Task statement ->
Write the records out again exactly, leaving no images in.

Material ->
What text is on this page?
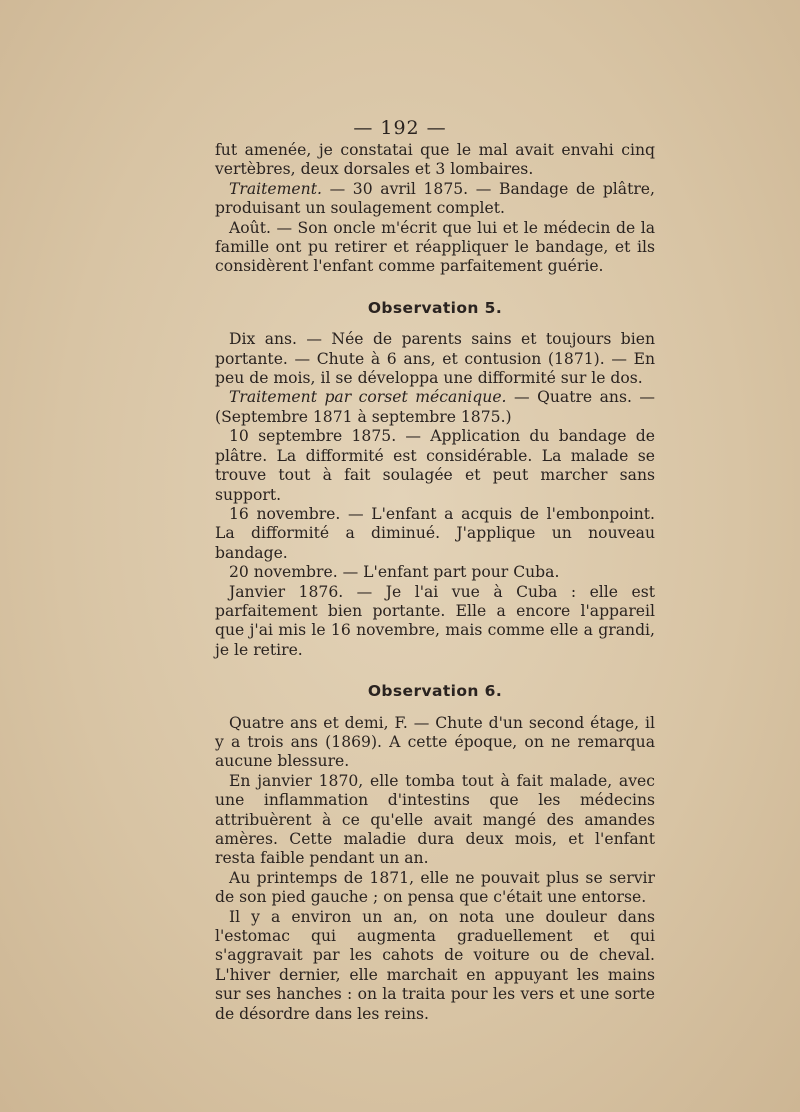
— 192 —

fut amenée, je constatai que le mal avait envahi cinq vertèbres, deux dorsales et 3 lombaires.

Traitement. — 30 avril 1875. — Bandage de plâtre, produisant un soulagement complet.

Août. — Son oncle m'écrit que lui et le médecin de la famille ont pu retirer et réappliquer le bandage, et ils considèrent l'enfant comme parfaitement guérie.

Observation 5.

Dix ans. — Née de parents sains et toujours bien portante. — Chute à 6 ans, et contusion (1871). — En peu de mois, il se développa une difformité sur le dos.

Traitement par corset mécanique. — Quatre ans. — (Septembre 1871 à septembre 1875.)

10 septembre 1875. — Application du bandage de plâtre. La difformité est considérable. La malade se trouve tout à fait soulagée et peut marcher sans support.

16 novembre. — L'enfant a acquis de l'embonpoint. La difformité a diminué. J'applique un nouveau bandage.

20 novembre. — L'enfant part pour Cuba.

Janvier 1876. — Je l'ai vue à Cuba : elle est parfaitement bien portante. Elle a encore l'appareil que j'ai mis le 16 novembre, mais comme elle a grandi, je le retire.

Observation 6.

Quatre ans et demi, F. — Chute d'un second étage, il y a trois ans (1869). A cette époque, on ne remarqua aucune blessure.

En janvier 1870, elle tomba tout à fait malade, avec une inflammation d'intestins que les médecins attribuèrent à ce qu'elle avait mangé des amandes amères. Cette maladie dura deux mois, et l'enfant resta faible pendant un an.

Au printemps de 1871, elle ne pouvait plus se servir de son pied gauche ; on pensa que c'était une entorse.

Il y a environ un an, on nota une douleur dans l'estomac qui augmenta graduellement et qui s'aggravait par les cahots de voiture ou de cheval. L'hiver dernier, elle marchait en appuyant les mains sur ses hanches : on la traita pour les vers et une sorte de désordre dans les reins.
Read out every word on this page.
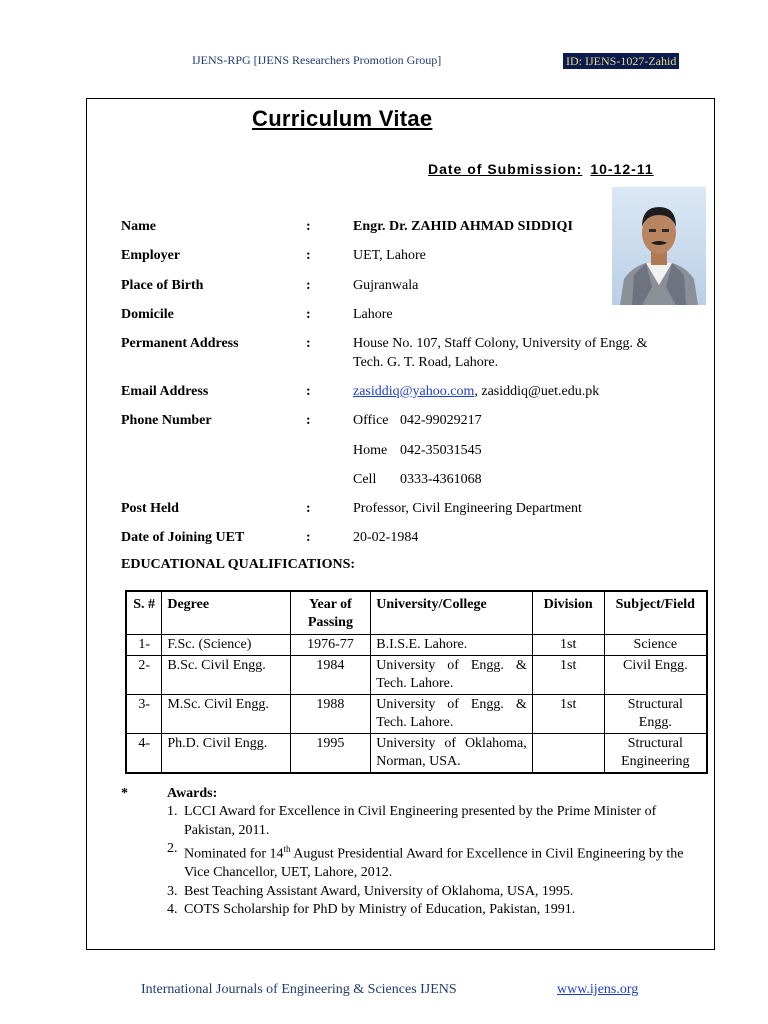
IJENS-RPG [IJENS Researchers Promotion Group]	ID: IJENS-1027-Zahid
Curriculum Vitae
Date of Submission: 10-12-11
Name	:	Engr. Dr. ZAHID AHMAD SIDDIQI
Employer	:	UET, Lahore
Place of Birth	:	Gujranwala
Domicile	:	Lahore
Permanent Address	:	House No. 107, Staff Colony, University of Engg. & Tech. G. T. Road, Lahore.
Email Address	:	zasiddiq@yahoo.com, zasiddiq@uet.edu.pk
Phone Number	:	Office 042-99029217
Home 042-35031545
Cell 0333-4361068
Post Held	:	Professor, Civil Engineering Department
Date of Joining UET	:	20-02-1984
EDUCATIONAL QUALIFICATIONS:
S. #	Degree	Year of Passing	University/College	Division	Subject/Field
1-	F.Sc. (Science)	1976-77	B.I.S.E. Lahore.	1st	Science
2-	B.Sc. Civil Engg.	1984	University of Engg. & Tech. Lahore.	1st	Civil Engg.
3-	M.Sc. Civil Engg.	1988	University of Engg. & Tech. Lahore.	1st	Structural Engg.
4-	Ph.D. Civil Engg.	1995	University of Oklahoma, Norman, USA.		Structural Engineering
*	Awards:
1. LCCI Award for Excellence in Civil Engineering presented by the Prime Minister of Pakistan, 2011.
2. Nominated for 14th August Presidential Award for Excellence in Civil Engineering by the Vice Chancellor, UET, Lahore, 2012.
3. Best Teaching Assistant Award, University of Oklahoma, USA, 1995.
4. COTS Scholarship for PhD by Ministry of Education, Pakistan, 1991.
International Journals of Engineering & Sciences IJENS	www.ijens.org
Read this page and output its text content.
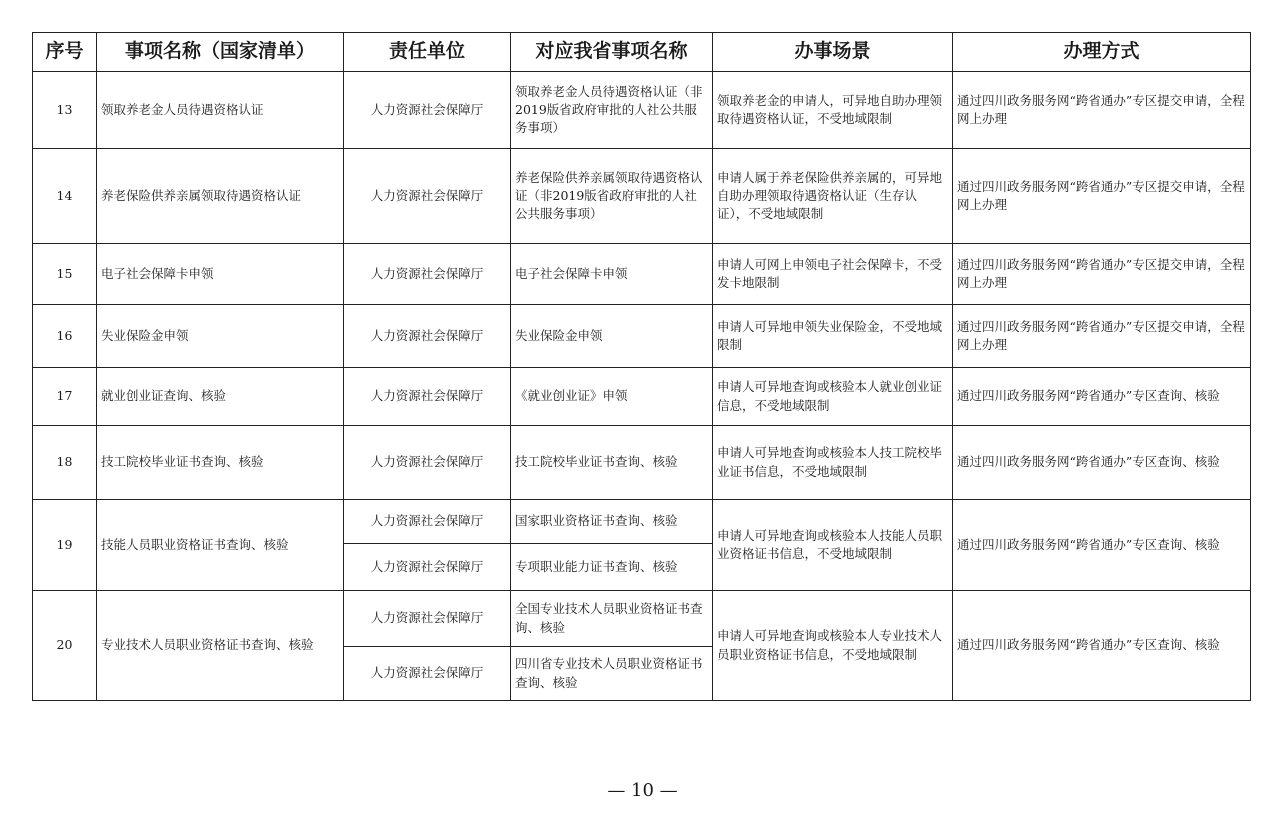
序号	事项名称（国家清单）	责任单位	对应我省事项名称	办事场景	办理方式
13	领取养老金人员待遇资格认证	人力资源社会保障厅	领取养老金人员待遇资格认证（非2019版省政府审批的人社公共服务事项）	领取养老金的申请人，可异地自助办理领取待遇资格认证，不受地域限制	通过四川政务服务网“跨省通办”专区提交申请，全程网上办理
14	养老保险供养亲属领取待遇资格认证	人力资源社会保障厅	养老保险供养亲属领取待遇资格认证（非2019版省政府审批的人社公共服务事项）	申请人属于养老保险供养亲属的，可异地自助办理领取待遇资格认证（生存认证），不受地域限制	通过四川政务服务网“跨省通办”专区提交申请，全程网上办理
15	电子社会保障卡申领	人力资源社会保障厅	电子社会保障卡申领	申请人可网上申领电子社会保障卡，不受发卡地限制	通过四川政务服务网“跨省通办”专区提交申请，全程网上办理
16	失业保险金申领	人力资源社会保障厅	失业保险金申领	申请人可异地申领失业保险金，不受地域限制	通过四川政务服务网“跨省通办”专区提交申请，全程网上办理
17	就业创业证查询、核验	人力资源社会保障厅	《就业创业证》申领	申请人可异地查询或核验本人就业创业证信息，不受地域限制	通过四川政务服务网“跨省通办”专区查询、核验
18	技工院校毕业证书查询、核验	人力资源社会保障厅	技工院校毕业证书查询、核验	申请人可异地查询或核验本人技工院校毕业证书信息，不受地域限制	通过四川政务服务网“跨省通办”专区查询、核验
19	技能人员职业资格证书查询、核验	人力资源社会保障厅	国家职业资格证书查询、核验	申请人可异地查询或核验本人技能人员职业资格证书信息，不受地域限制	通过四川政务服务网“跨省通办”专区查询、核验
		人力资源社会保障厅	专项职业能力证书查询、核验		
20	专业技术人员职业资格证书查询、核验	人力资源社会保障厅	全国专业技术人员职业资格证书查询、核验	申请人可异地查询或核验本人专业技术人员职业资格证书信息，不受地域限制	通过四川政务服务网“跨省通办”专区查询、核验
		人力资源社会保障厅	四川省专业技术人员职业资格证书查询、核验		
— 10 —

Answer to this exercise ->
What text is on this page?
— 192 —

fut amenée, je constatai que le mal avait envahi cinq vertèbres, deux dorsales et 3 lombaires.

Traitement. — 30 avril 1875. — Bandage de plâtre, produisant un soulagement complet.

Août. — Son oncle m'écrit que lui et le médecin de la famille ont pu retirer et réappliquer le bandage, et ils considèrent l'enfant comme parfaitement guérie.

Observation 5.

Dix ans. — Née de parents sains et toujours bien portante. — Chute à 6 ans, et contusion (1871). — En peu de mois, il se développa une difformité sur le dos.

Traitement par corset mécanique. — Quatre ans. — (Septembre 1871 à septembre 1875.)

10 septembre 1875. — Application du bandage de plâtre. La difformité est considérable. La malade se trouve tout à fait soulagée et peut marcher sans support.

16 novembre. — L'enfant a acquis de l'embonpoint. La difformité a diminué. J'applique un nouveau bandage.

20 novembre. — L'enfant part pour Cuba.

Janvier 1876. — Je l'ai vue à Cuba : elle est parfaitement bien portante. Elle a encore l'appareil que j'ai mis le 16 novembre, mais comme elle a grandi, je le retire.

Observation 6.

Quatre ans et demi, F. — Chute d'un second étage, il y a trois ans (1869). A cette époque, on ne remarqua aucune blessure.

En janvier 1870, elle tomba tout à fait malade, avec une inflammation d'intestins que les médecins attribuèrent à ce qu'elle avait mangé des amandes amères. Cette maladie dura deux mois, et l'enfant resta faible pendant un an.

Au printemps de 1871, elle ne pouvait plus se servir de son pied gauche ; on pensa que c'était une entorse.

Il y a environ un an, on nota une douleur dans l'estomac qui augmenta graduellement et qui s'aggravait par les cahots de voiture ou de cheval. L'hiver dernier, elle marchait en appuyant les mains sur ses hanches : on la traita pour les vers et une sorte de désordre dans les reins.
Read out every word on this page.
IJENS-RPG [IJENS Researchers Promotion Group]	ID: IJENS-1027-Zahid
Curriculum Vitae
Date of Submission: 10-12-11
Name	:	Engr. Dr. ZAHID AHMAD SIDDIQI
Employer	:	UET, Lahore
Place of Birth	:	Gujranwala
Domicile	:	Lahore
Permanent Address	:	House No. 107, Staff Colony, University of Engg. & Tech. G. T. Road, Lahore.
Email Address	:	zasiddiq@yahoo.com, zasiddiq@uet.edu.pk
Phone Number	:	Office 042-99029217
Home 042-35031545
Cell 0333-4361068
Post Held	:	Professor, Civil Engineering Department
Date of Joining UET	:	20-02-1984
EDUCATIONAL QUALIFICATIONS:
S. #	Degree	Year of Passing	University/College	Division	Subject/Field
1-	F.Sc. (Science)	1976-77	B.I.S.E. Lahore.	1st	Science
2-	B.Sc. Civil Engg.	1984	University of Engg. & Tech. Lahore.	1st	Civil Engg.
3-	M.Sc. Civil Engg.	1988	University of Engg. & Tech. Lahore.	1st	Structural Engg.
4-	Ph.D. Civil Engg.	1995	University of Oklahoma, Norman, USA.		Structural Engineering
*	Awards:
1. LCCI Award for Excellence in Civil Engineering presented by the Prime Minister of Pakistan, 2011.
2. Nominated for 14th August Presidential Award for Excellence in Civil Engineering by the Vice Chancellor, UET, Lahore, 2012.
3. Best Teaching Assistant Award, University of Oklahoma, USA, 1995.
4. COTS Scholarship for PhD by Ministry of Education, Pakistan, 1991.
International Journals of Engineering & Sciences IJENS	www.ijens.org
Read this page and output its text content.
序号	事项名称（国家清单）	责任单位	对应我省事项名称	办事场景	办理方式
13	领取养老金人员待遇资格认证	人力资源社会保障厅	领取养老金人员待遇资格认证（非2019版省政府审批的人社公共服务事项）	领取养老金的申请人，可异地自助办理领取待遇资格认证，不受地域限制	通过四川政务服务网“跨省通办”专区提交申请，全程网上办理
14	养老保险供养亲属领取待遇资格认证	人力资源社会保障厅	养老保险供养亲属领取待遇资格认证（非2019版省政府审批的人社公共服务事项）	申请人属于养老保险供养亲属的，可异地自助办理领取待遇资格认证（生存认证），不受地域限制	通过四川政务服务网“跨省通办”专区提交申请，全程网上办理
15	电子社会保障卡申领	人力资源社会保障厅	电子社会保障卡申领	申请人可网上申领电子社会保障卡，不受发卡地限制	通过四川政务服务网“跨省通办”专区提交申请，全程网上办理
16	失业保险金申领	人力资源社会保障厅	失业保险金申领	申请人可异地申领失业保险金，不受地域限制	通过四川政务服务网“跨省通办”专区提交申请，全程网上办理
17	就业创业证查询、核验	人力资源社会保障厅	《就业创业证》申领	申请人可异地查询或核验本人就业创业证信息，不受地域限制	通过四川政务服务网“跨省通办”专区查询、核验
18	技工院校毕业证书查询、核验	人力资源社会保障厅	技工院校毕业证书查询、核验	申请人可异地查询或核验本人技工院校毕业证书信息，不受地域限制	通过四川政务服务网“跨省通办”专区查询、核验
19	技能人员职业资格证书查询、核验	人力资源社会保障厅	国家职业资格证书查询、核验	申请人可异地查询或核验本人技能人员职业资格证书信息，不受地域限制	通过四川政务服务网“跨省通办”专区查询、核验
		人力资源社会保障厅	专项职业能力证书查询、核验		
20	专业技术人员职业资格证书查询、核验	人力资源社会保障厅	全国专业技术人员职业资格证书查询、核验	申请人可异地查询或核验本人专业技术人员职业资格证书信息，不受地域限制	通过四川政务服务网“跨省通办”专区查询、核验
		人力资源社会保障厅	四川省专业技术人员职业资格证书查询、核验		
— 10 —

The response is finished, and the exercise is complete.